**Passage for review:**

================

On Wed, 2010-07-21 at 13:55 -0400, Daenyth Blank wrote:
> On Thu, Jul 15, 2010 at 17:16, Dan Williams <[email protected]> wrote:
> > And there were /dev/ttyUSBx ports for the device?  If you can get it
> > into that state again, do this:
> >
> > 1) mv /usr/sbin/modem-manager /
> > 2) killall -TERM modem-manager
> > 3) /modem-manager --debug
> >
> > and see what MM says.  When you're done,
> > mv /modem-manager /usr/sbin/modem-manager.
> >
> > Dan
> >
> >
> 
> Unfortunately if the situation occurs, we can't do that since they're
> remotely deployed and the only way to access is by using the modem. It
> almost never happens at our office where we can put them on a lan.

That is, well, unfortunate...  Sierra firmware is usually top-notch so
I'd consider firmware crashes to be less of an issue here than with say
Huawei or ZTE devices.  But they still could be an issue.  If there's
any way we can get logs from the devices at all, that would be
excellent.

But as a workaround, you could use a watchdog that sends a USB reset to
the device if it isn't seen in ModemManager for more than 30 seconds.
There are some Python examples that list modems here:

http://cgit.freedesktop.org/ModemManager/ModemManager/tree/test/list-modems.py

and that coupled with echoing some stuff to sysfs might be enough to
shoot the modem in the head and get it to re-enumerate.

If there's *any* way we can get 'dmesg' or /var/log/messages from the
system when this happens that would help a lot.

================

Stored data:
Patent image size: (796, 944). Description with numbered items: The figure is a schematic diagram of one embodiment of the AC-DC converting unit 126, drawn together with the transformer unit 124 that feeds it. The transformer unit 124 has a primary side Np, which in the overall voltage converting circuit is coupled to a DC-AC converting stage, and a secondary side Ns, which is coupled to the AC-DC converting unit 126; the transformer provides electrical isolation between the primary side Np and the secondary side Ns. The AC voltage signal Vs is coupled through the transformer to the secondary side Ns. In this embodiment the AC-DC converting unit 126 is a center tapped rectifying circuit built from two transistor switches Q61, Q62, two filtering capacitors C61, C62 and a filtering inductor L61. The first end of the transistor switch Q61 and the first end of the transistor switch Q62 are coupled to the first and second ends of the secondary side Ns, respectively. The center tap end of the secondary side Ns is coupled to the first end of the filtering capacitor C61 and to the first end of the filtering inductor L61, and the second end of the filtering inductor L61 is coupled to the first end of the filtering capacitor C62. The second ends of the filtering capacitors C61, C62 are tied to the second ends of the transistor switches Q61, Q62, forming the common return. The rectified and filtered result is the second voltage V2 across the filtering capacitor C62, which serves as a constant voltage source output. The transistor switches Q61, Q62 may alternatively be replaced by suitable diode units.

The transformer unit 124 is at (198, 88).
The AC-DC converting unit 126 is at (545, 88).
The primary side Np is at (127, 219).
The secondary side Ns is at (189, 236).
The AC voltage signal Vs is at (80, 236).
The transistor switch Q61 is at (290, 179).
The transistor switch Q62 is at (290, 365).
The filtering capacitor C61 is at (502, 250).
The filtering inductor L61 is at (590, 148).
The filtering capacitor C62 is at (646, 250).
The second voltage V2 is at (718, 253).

================

**Complete the following:**
• 1. Translate this sentence from the modem email into Spanish: "If there's any way we can get logs from the devices at all, that would be excellent."
• 2. Copy everything in the modem email from "There are some" down to "it to re-enumerate.".
The entries have no connection to the modem email.

**Results by task:**
• 1. Si hay alguna manera de obtener registros de los dispositivos, sea cual sea, sería excelente.

• 2.
There are some Python examples that list modems here:

http://cgit.freedesktop.org/ModemManager/ModemManager/tree/test/list-modems.py

and that coupled with echoing some stuff to sysfs might be enough to
shoot the modem in the head and get it to re-enumerate.